• **GOAL OF THE EXERCISE**:
Pull out every line from the listing that has the word "screenshot".

(Stored items from a collection)
◆ ◆ ◆ ◆

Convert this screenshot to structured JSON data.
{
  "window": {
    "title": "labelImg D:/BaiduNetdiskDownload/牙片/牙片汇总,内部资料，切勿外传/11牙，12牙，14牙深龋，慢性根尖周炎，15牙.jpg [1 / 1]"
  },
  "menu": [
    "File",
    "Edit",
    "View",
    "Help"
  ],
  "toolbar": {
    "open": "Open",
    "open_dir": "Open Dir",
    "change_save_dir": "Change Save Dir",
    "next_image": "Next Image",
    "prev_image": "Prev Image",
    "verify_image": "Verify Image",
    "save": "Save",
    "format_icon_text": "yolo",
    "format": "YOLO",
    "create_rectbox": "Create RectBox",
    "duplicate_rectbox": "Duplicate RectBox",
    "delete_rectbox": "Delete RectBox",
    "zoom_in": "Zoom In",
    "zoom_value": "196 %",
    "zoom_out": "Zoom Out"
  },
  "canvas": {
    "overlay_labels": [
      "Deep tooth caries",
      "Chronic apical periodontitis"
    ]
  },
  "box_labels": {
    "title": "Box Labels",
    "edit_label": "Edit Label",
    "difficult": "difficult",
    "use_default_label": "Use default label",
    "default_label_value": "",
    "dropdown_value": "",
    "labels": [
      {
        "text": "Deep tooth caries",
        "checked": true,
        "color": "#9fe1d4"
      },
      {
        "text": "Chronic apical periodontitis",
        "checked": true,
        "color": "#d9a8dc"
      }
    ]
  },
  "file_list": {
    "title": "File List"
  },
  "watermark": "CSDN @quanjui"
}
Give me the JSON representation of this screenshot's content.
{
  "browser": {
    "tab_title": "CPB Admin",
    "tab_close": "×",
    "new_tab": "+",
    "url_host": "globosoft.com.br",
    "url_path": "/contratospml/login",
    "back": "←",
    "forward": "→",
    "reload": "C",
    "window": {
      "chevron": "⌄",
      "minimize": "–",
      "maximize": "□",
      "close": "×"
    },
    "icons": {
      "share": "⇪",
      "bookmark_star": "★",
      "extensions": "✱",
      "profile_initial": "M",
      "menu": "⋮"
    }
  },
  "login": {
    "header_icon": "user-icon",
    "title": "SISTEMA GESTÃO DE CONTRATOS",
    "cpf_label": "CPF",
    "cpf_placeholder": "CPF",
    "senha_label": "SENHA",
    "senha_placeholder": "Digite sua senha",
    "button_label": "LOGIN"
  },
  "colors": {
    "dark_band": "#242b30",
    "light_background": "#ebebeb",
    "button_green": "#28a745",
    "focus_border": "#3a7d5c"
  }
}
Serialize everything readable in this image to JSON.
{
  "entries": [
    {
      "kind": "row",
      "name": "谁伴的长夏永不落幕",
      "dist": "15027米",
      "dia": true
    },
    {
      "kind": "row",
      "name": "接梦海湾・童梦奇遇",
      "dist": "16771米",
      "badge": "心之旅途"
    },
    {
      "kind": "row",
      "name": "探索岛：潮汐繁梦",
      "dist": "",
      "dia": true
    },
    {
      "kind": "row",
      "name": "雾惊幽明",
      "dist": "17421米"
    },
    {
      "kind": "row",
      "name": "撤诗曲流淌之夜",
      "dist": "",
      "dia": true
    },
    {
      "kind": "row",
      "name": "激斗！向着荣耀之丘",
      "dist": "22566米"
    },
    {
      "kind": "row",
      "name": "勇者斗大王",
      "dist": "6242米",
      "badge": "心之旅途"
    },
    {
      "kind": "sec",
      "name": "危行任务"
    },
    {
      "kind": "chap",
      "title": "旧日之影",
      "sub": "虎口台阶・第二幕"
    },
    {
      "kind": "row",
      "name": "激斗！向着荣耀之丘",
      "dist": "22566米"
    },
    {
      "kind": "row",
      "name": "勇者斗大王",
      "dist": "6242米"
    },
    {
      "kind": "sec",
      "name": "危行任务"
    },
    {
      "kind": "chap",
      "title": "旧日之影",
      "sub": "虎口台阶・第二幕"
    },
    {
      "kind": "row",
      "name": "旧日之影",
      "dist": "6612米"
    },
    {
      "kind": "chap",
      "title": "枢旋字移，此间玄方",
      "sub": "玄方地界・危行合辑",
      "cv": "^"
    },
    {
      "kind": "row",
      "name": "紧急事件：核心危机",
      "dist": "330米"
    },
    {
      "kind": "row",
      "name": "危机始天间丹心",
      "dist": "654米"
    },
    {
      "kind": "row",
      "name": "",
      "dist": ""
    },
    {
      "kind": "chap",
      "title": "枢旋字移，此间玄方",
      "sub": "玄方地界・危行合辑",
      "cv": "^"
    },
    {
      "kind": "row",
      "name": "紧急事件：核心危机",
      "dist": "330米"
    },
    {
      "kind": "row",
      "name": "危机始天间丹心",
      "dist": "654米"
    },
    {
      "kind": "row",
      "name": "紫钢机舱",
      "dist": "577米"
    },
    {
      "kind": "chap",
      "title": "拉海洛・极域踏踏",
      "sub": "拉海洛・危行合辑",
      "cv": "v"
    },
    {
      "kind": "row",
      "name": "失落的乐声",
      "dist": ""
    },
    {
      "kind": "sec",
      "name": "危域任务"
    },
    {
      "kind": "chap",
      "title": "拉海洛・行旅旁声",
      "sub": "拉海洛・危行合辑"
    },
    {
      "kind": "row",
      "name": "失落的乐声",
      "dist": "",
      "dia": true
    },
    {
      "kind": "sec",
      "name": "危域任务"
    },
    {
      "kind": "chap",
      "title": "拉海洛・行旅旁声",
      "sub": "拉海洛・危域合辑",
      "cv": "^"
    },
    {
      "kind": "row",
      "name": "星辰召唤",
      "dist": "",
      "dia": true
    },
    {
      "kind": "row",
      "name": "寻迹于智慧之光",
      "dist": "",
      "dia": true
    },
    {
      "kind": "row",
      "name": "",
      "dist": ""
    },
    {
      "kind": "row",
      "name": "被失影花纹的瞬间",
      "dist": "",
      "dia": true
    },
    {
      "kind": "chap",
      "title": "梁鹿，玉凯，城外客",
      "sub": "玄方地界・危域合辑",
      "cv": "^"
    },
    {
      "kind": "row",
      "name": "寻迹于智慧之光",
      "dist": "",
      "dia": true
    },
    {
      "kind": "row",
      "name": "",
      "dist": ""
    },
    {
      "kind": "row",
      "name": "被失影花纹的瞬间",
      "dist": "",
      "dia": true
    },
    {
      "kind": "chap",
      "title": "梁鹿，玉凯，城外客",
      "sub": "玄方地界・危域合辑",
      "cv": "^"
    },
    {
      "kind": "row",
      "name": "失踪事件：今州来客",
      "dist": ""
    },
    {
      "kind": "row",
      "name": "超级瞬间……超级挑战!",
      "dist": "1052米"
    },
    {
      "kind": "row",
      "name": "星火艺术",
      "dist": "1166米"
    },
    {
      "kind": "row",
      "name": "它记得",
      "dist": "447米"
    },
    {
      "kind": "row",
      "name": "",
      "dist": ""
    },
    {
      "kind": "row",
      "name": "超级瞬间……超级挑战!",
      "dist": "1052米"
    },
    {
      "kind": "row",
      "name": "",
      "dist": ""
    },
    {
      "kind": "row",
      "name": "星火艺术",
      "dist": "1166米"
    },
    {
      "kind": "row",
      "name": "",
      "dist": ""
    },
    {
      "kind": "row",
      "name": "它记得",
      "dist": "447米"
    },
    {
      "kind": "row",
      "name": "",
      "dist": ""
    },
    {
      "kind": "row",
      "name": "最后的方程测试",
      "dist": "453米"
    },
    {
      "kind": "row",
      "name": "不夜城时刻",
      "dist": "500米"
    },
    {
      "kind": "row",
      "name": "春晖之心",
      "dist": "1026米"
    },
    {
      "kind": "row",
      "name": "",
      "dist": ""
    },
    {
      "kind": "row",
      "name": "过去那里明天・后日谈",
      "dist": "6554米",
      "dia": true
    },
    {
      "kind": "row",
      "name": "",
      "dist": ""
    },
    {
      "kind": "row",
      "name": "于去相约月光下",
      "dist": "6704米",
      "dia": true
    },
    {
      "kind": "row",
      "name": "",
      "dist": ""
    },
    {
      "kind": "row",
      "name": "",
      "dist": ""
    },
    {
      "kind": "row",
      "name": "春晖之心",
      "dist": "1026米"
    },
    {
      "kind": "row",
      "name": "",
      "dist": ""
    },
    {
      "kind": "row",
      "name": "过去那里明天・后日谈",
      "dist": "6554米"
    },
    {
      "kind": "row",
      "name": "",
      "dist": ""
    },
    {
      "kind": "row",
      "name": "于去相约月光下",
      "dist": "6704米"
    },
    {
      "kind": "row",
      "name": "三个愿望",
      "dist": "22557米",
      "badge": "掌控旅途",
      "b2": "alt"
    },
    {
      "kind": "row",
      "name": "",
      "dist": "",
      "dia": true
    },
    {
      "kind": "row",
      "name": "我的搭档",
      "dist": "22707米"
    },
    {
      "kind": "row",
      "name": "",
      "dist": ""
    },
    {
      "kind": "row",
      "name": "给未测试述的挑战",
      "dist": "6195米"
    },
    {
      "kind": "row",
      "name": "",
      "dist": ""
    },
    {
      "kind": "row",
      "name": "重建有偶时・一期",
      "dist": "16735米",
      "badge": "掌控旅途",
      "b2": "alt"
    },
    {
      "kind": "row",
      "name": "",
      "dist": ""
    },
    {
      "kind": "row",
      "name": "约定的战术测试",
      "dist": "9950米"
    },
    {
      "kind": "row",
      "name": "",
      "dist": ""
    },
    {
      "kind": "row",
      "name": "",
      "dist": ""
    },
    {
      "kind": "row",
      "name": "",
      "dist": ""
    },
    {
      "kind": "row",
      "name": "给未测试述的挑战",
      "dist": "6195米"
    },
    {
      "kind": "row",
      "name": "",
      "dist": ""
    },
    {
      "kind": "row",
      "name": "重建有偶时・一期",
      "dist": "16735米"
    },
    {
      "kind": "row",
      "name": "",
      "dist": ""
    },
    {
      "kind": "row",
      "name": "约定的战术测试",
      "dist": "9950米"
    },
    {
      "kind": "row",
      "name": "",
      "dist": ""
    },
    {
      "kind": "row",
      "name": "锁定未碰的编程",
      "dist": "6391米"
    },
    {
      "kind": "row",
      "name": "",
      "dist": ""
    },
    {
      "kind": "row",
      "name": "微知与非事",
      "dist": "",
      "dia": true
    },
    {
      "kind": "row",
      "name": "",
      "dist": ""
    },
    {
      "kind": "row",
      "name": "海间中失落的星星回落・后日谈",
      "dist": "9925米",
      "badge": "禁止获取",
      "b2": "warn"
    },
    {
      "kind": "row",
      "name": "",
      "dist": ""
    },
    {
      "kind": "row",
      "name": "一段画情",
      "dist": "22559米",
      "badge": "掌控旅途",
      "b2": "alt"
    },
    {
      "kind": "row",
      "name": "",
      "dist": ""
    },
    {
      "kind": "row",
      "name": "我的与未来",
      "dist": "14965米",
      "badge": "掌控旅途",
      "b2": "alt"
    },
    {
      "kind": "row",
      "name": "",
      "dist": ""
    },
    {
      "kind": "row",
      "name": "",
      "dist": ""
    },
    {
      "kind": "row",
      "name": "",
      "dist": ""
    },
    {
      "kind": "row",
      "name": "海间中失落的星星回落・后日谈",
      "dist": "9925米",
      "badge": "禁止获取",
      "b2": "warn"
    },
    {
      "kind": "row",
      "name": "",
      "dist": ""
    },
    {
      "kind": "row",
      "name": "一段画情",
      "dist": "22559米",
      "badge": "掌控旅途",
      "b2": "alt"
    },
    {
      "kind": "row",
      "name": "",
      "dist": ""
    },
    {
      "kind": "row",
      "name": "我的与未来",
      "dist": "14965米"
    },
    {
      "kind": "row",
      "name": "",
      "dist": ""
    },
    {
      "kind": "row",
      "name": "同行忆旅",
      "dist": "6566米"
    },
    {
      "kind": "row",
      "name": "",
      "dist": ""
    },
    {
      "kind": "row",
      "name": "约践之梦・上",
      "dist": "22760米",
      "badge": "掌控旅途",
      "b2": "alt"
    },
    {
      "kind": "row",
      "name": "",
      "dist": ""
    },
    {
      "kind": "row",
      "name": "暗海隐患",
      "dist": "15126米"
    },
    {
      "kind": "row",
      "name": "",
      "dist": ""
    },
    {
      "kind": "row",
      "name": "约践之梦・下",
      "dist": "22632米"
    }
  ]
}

◆ ◆ ◆ ◆

• **TASK RESPONSE**:
Convert this screenshot to structured JSON data.
Give me the JSON representation of this screenshot's content.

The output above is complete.